AIM OF THE EXERCISE :: Track down every line below that holds "really" and copy it.

====== RECORDS SHOWN

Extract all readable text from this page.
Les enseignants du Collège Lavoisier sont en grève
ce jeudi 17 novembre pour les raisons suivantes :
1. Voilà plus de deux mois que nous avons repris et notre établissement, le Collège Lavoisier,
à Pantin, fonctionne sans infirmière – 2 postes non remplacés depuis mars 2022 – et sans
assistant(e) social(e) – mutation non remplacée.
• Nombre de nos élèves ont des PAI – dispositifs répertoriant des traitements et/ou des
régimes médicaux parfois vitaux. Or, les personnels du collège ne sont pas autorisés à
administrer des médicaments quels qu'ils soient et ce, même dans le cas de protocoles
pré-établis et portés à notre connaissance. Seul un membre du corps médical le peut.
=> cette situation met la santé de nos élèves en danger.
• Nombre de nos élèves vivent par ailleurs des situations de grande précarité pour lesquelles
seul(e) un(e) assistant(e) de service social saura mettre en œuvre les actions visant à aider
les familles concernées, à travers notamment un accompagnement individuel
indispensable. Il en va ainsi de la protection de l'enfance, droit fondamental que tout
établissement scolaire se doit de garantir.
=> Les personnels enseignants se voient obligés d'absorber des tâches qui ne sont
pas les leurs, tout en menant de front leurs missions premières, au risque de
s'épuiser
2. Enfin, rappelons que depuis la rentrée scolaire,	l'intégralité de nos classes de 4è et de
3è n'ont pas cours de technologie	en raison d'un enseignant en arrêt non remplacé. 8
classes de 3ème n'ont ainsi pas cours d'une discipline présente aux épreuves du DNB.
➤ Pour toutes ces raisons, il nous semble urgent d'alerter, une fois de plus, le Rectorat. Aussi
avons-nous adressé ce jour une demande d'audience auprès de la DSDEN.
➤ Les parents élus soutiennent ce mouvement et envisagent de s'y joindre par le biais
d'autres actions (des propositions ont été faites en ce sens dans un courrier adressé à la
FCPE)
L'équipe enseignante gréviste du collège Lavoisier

============
====== RECORDS SHOWN

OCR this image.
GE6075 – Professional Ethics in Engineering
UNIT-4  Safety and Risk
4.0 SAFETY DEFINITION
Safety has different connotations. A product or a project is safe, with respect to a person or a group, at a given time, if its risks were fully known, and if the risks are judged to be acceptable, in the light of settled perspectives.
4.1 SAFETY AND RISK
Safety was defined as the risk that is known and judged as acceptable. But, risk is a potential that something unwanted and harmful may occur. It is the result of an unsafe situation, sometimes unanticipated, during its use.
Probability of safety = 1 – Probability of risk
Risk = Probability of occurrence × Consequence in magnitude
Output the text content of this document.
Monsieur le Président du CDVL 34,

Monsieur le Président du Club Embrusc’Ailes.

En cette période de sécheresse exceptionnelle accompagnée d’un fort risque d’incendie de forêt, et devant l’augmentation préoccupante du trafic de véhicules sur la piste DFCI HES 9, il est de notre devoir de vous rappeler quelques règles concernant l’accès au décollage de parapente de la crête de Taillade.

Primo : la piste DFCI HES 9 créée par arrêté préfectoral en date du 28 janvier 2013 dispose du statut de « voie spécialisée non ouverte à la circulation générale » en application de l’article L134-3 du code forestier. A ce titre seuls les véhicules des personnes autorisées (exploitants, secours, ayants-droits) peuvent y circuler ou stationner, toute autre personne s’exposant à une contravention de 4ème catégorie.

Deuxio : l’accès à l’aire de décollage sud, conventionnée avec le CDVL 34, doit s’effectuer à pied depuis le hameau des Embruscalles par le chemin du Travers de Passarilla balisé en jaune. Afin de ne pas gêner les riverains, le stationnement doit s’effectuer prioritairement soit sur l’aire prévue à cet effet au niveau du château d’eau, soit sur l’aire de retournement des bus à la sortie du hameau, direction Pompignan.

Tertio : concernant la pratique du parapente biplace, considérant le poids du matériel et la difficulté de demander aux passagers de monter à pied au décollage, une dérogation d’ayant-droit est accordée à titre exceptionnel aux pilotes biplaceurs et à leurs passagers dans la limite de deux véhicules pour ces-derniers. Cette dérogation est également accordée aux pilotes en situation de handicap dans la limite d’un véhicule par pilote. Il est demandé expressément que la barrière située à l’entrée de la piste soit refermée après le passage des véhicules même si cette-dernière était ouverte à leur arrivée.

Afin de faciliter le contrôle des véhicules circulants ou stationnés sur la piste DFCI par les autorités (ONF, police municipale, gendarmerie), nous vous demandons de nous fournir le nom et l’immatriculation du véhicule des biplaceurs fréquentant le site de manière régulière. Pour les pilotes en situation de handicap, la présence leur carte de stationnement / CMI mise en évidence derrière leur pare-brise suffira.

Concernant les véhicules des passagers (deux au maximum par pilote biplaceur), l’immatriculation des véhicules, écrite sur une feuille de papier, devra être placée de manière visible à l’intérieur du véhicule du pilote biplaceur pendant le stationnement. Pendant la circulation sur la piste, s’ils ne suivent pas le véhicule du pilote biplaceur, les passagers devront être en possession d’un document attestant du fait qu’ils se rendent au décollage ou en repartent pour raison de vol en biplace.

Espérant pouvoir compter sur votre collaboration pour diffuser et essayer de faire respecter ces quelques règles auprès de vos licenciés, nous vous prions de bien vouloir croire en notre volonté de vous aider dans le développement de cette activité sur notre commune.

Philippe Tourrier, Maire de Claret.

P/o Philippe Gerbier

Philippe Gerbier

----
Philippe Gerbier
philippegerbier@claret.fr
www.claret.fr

============
====== RECORDS SHOWN

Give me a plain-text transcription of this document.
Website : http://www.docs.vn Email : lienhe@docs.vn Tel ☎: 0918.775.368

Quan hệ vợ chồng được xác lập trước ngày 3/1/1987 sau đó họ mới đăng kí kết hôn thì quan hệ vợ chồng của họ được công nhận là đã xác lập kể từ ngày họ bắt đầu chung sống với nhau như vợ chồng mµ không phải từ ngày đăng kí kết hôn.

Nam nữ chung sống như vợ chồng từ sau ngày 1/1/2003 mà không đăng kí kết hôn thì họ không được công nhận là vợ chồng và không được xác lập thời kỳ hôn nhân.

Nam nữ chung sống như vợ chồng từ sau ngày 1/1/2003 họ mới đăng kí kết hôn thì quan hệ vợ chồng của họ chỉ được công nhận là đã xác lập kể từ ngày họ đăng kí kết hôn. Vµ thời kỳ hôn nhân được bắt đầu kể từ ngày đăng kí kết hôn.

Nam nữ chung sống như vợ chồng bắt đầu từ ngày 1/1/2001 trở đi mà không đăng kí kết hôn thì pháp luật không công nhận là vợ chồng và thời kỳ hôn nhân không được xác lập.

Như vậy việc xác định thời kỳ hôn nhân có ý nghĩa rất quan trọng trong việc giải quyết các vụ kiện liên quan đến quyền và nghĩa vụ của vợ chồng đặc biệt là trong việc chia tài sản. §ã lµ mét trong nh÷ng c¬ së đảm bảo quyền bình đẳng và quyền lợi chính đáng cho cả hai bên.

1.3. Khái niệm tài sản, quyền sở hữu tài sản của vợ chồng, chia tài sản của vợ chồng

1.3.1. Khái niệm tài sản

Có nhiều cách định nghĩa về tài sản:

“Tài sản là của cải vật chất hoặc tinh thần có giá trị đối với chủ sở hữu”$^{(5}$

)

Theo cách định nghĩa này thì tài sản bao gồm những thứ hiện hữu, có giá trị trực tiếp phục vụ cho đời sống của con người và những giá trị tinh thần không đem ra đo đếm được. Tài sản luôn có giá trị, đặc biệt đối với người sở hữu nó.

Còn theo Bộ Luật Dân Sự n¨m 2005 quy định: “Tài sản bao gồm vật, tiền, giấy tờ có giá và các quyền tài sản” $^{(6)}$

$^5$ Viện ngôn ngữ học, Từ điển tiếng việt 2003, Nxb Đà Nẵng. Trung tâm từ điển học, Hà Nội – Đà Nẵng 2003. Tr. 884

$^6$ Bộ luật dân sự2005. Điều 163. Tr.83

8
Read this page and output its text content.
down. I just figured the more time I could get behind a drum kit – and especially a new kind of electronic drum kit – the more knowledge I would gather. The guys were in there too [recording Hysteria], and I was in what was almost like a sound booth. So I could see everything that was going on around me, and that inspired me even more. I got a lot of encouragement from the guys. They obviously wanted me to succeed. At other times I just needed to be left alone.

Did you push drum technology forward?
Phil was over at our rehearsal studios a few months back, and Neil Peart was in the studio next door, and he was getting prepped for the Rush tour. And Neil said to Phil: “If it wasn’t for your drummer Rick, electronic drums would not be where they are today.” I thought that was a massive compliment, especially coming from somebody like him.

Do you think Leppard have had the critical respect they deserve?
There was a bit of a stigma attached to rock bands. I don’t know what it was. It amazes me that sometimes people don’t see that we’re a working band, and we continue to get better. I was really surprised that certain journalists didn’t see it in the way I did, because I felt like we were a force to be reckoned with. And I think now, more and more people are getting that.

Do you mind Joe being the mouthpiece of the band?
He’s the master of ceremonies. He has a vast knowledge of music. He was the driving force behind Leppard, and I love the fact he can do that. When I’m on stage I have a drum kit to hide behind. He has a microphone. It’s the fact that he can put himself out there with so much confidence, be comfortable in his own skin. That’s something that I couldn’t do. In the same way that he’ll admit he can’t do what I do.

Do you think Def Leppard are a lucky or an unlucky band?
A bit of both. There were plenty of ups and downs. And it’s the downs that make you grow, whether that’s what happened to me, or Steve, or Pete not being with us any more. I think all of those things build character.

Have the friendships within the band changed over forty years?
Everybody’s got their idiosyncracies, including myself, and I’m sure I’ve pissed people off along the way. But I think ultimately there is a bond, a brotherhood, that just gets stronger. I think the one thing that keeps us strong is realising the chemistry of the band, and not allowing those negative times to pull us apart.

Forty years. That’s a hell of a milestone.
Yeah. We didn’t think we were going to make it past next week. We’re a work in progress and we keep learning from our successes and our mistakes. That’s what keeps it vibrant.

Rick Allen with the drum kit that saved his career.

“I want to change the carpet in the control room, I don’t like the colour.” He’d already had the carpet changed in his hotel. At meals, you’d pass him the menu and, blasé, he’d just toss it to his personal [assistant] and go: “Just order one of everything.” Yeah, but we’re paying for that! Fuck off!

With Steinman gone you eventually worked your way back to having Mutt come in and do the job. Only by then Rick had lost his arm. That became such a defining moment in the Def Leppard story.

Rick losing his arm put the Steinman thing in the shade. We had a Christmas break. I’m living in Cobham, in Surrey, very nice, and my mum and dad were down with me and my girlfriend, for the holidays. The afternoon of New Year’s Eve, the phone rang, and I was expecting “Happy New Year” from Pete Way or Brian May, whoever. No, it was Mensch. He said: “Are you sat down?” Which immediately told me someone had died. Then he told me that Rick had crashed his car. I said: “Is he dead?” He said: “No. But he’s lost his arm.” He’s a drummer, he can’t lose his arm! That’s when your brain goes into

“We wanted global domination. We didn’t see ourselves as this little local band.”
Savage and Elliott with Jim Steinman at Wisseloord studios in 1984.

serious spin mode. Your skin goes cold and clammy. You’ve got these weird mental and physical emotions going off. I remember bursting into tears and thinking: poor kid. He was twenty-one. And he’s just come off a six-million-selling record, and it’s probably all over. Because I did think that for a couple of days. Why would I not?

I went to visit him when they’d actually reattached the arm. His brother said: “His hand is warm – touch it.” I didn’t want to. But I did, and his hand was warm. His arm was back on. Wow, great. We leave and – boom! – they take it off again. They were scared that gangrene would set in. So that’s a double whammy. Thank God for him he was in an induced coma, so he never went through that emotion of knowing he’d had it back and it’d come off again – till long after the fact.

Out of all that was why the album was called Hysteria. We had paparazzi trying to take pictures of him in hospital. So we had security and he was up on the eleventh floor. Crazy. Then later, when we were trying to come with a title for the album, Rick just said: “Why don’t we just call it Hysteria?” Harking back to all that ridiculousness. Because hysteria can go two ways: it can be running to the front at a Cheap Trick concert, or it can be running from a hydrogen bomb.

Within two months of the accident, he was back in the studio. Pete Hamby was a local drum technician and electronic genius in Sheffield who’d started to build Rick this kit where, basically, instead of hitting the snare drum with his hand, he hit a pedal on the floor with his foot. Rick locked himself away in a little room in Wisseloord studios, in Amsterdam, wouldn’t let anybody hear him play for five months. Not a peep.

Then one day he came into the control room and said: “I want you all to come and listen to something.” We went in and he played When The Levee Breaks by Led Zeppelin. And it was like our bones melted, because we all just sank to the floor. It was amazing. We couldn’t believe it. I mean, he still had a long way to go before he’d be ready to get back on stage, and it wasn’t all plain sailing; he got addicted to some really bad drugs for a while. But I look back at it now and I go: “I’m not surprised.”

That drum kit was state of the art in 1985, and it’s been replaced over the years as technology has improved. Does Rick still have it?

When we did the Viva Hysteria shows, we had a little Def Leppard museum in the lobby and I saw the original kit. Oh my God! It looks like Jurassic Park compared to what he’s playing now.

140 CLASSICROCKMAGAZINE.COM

============

FINISHED EXERCISE ::
There was a bit of a stigma attached to rock bands. I don’t know what it was. It amazes me that sometimes people don’t see that we’re a working band, and we continue to get better. I was really surprised that certain journalists didn’t see it in the way I did, because I felt like we were a force to be reckoned with. And I think now, more and more people are getting that.
Then one day he came into the control room and said: “I want you all to come and listen to something.” We went in and he played When The Levee Breaks by Led Zeppelin. And it was like our bones melted, because we all just sank to the floor. It was amazing. We couldn’t believe it. I mean, he still had a long way to go before he’d be ready to get back on stage, and it wasn’t all plain sailing; he got addicted to some really bad drugs for a while. But I look back at it now and I go: “I’m not surprised.”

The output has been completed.